Instruction :: Reproduce the full listing that appears beneath this instruction exactly.
======== Task input ========
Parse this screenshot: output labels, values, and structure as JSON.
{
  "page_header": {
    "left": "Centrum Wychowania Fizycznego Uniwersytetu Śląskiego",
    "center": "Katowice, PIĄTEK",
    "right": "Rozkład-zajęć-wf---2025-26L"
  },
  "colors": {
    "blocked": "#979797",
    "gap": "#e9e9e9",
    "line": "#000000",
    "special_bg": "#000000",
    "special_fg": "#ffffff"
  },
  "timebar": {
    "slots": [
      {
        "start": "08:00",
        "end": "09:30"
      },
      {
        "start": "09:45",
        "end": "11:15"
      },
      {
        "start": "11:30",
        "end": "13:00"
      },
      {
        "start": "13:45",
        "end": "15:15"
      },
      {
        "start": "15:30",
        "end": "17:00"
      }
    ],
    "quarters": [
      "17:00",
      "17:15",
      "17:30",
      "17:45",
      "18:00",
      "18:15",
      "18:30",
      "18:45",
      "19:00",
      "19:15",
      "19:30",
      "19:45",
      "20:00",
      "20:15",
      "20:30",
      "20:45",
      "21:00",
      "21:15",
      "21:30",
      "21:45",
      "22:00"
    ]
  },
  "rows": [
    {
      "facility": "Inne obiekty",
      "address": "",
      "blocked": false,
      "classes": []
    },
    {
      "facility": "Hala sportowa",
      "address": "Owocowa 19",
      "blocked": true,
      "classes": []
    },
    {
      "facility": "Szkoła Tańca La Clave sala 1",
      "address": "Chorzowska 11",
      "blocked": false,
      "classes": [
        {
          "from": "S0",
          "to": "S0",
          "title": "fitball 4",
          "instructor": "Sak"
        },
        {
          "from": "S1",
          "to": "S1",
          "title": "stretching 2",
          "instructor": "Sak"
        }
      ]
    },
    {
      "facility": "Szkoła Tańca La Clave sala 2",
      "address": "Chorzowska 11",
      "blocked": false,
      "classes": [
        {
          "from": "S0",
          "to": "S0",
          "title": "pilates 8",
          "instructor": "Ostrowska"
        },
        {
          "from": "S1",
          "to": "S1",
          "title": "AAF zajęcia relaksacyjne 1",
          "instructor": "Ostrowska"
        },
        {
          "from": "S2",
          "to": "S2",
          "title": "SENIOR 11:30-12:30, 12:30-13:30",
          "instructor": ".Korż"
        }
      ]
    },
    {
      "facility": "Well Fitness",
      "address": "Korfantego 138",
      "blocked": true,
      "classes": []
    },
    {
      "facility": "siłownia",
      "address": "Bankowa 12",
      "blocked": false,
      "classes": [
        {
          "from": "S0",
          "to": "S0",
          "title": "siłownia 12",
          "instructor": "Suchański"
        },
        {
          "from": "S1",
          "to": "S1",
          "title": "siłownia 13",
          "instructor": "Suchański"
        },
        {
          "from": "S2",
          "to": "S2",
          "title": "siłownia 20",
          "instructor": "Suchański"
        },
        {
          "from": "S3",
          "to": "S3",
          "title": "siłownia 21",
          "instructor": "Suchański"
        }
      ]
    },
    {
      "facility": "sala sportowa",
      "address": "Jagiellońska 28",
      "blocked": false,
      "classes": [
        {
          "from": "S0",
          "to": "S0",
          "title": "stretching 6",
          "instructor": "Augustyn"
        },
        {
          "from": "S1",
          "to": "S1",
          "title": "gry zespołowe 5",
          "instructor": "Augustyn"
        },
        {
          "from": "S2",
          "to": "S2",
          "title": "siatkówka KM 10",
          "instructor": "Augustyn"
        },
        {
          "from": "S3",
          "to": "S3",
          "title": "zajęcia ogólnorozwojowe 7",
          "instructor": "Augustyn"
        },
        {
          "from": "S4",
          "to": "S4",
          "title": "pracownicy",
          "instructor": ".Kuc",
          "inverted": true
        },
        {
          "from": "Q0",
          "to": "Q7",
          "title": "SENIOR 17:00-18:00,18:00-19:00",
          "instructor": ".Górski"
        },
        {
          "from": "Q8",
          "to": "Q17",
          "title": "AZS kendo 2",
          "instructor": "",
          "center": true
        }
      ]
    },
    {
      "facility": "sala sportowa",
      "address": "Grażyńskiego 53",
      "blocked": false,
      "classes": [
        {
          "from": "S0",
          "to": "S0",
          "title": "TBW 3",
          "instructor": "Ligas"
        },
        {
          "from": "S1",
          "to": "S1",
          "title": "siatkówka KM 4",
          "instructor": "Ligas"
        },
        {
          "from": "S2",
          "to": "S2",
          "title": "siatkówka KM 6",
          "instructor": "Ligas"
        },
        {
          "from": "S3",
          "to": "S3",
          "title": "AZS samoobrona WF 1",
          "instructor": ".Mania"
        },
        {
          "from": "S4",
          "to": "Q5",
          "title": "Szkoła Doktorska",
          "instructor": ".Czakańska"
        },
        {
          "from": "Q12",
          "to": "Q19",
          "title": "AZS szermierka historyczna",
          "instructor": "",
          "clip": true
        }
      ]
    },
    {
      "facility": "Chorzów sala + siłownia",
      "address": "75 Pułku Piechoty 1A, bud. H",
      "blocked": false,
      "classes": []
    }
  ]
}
========
Expected answer ::
Parse this screenshot: output labels, values, and structure as JSON.
{
  "page_header": {
    "left": "Centrum Wychowania Fizycznego Uniwersytetu Śląskiego",
    "center": "Katowice, PIĄTEK",
    "right": "Rozkład-zajęć-wf---2025-26L"
  },
  "colors": {
    "blocked": "#979797",
    "gap": "#e9e9e9",
    "line": "#000000",
    "special_bg": "#000000",
    "special_fg": "#ffffff"
  },
  "timebar": {
    "slots": [
      {
        "start": "08:00",
        "end": "09:30"
      },
      {
        "start": "09:45",
        "end": "11:15"
      },
      {
        "start": "11:30",
        "end": "13:00"
      },
      {
        "start": "13:45",
        "end": "15:15"
      },
      {
        "start": "15:30",
        "end": "17:00"
      }
    ],
    "quarters": [
      "17:00",
      "17:15",
      "17:30",
      "17:45",
      "18:00",
      "18:15",
      "18:30",
      "18:45",
      "19:00",
      "19:15",
      "19:30",
      "19:45",
      "20:00",
      "20:15",
      "20:30",
      "20:45",
      "21:00",
      "21:15",
      "21:30",
      "21:45",
      "22:00"
    ]
  },
  "rows": [
    {
      "facility": "Inne obiekty",
      "address": "",
      "blocked": false,
      "classes": []
    },
    {
      "facility": "Hala sportowa",
      "address": "Owocowa 19",
      "blocked": true,
      "classes": []
    },
    {
      "facility": "Szkoła Tańca La Clave sala 1",
      "address": "Chorzowska 11",
      "blocked": false,
      "classes": [
        {
          "from": "S0",
          "to": "S0",
          "title": "fitball 4",
          "instructor": "Sak"
        },
        {
          "from": "S1",
          "to": "S1",
          "title": "stretching 2",
          "instructor": "Sak"
        }
      ]
    },
    {
      "facility": "Szkoła Tańca La Clave sala 2",
      "address": "Chorzowska 11",
      "blocked": false,
      "classes": [
        {
          "from": "S0",
          "to": "S0",
          "title": "pilates 8",
          "instructor": "Ostrowska"
        },
        {
          "from": "S1",
          "to": "S1",
          "title": "AAF zajęcia relaksacyjne 1",
          "instructor": "Ostrowska"
        },
        {
          "from": "S2",
          "to": "S2",
          "title": "SENIOR 11:30-12:30, 12:30-13:30",
          "instructor": ".Korż"
        }
      ]
    },
    {
      "facility": "Well Fitness",
      "address": "Korfantego 138",
      "blocked": true,
      "classes": []
    },
    {
      "facility": "siłownia",
      "address": "Bankowa 12",
      "blocked": false,
      "classes": [
        {
          "from": "S0",
          "to": "S0",
          "title": "siłownia 12",
          "instructor": "Suchański"
        },
        {
          "from": "S1",
          "to": "S1",
          "title": "siłownia 13",
          "instructor": "Suchański"
        },
        {
          "from": "S2",
          "to": "S2",
          "title": "siłownia 20",
          "instructor": "Suchański"
        },
        {
          "from": "S3",
          "to": "S3",
          "title": "siłownia 21",
          "instructor": "Suchański"
        }
      ]
    },
    {
      "facility": "sala sportowa",
      "address": "Jagiellońska 28",
      "blocked": false,
      "classes": [
        {
          "from": "S0",
          "to": "S0",
          "title": "stretching 6",
          "instructor": "Augustyn"
        },
        {
          "from": "S1",
          "to": "S1",
          "title": "gry zespołowe 5",
          "instructor": "Augustyn"
        },
        {
          "from": "S2",
          "to": "S2",
          "title": "siatkówka KM 10",
          "instructor": "Augustyn"
        },
        {
          "from": "S3",
          "to": "S3",
          "title": "zajęcia ogólnorozwojowe 7",
          "instructor": "Augustyn"
        },
        {
          "from": "S4",
          "to": "S4",
          "title": "pracownicy",
          "instructor": ".Kuc",
          "inverted": true
        },
        {
          "from": "Q0",
          "to": "Q7",
          "title": "SENIOR 17:00-18:00,18:00-19:00",
          "instructor": ".Górski"
        },
        {
          "from": "Q8",
          "to": "Q17",
          "title": "AZS kendo 2",
          "instructor": "",
          "center": true
        }
      ]
    },
    {
      "facility": "sala sportowa",
      "address": "Grażyńskiego 53",
      "blocked": false,
      "classes": [
        {
          "from": "S0",
          "to": "S0",
          "title": "TBW 3",
          "instructor": "Ligas"
        },
        {
          "from": "S1",
          "to": "S1",
          "title": "siatkówka KM 4",
          "instructor": "Ligas"
        },
        {
          "from": "S2",
          "to": "S2",
          "title": "siatkówka KM 6",
          "instructor": "Ligas"
        },
        {
          "from": "S3",
          "to": "S3",
          "title": "AZS samoobrona WF 1",
          "instructor": ".Mania"
        },
        {
          "from": "S4",
          "to": "Q5",
          "title": "Szkoła Doktorska",
          "instructor": ".Czakańska"
        },
        {
          "from": "Q12",
          "to": "Q19",
          "title": "AZS szermierka historyczna",
          "instructor": "",
          "clip": true
        }
      ]
    },
    {
      "facility": "Chorzów sala + siłownia",
      "address": "75 Pułku Piechoty 1A, bud. H",
      "blocked": false,
      "classes": []
    }
  ]
}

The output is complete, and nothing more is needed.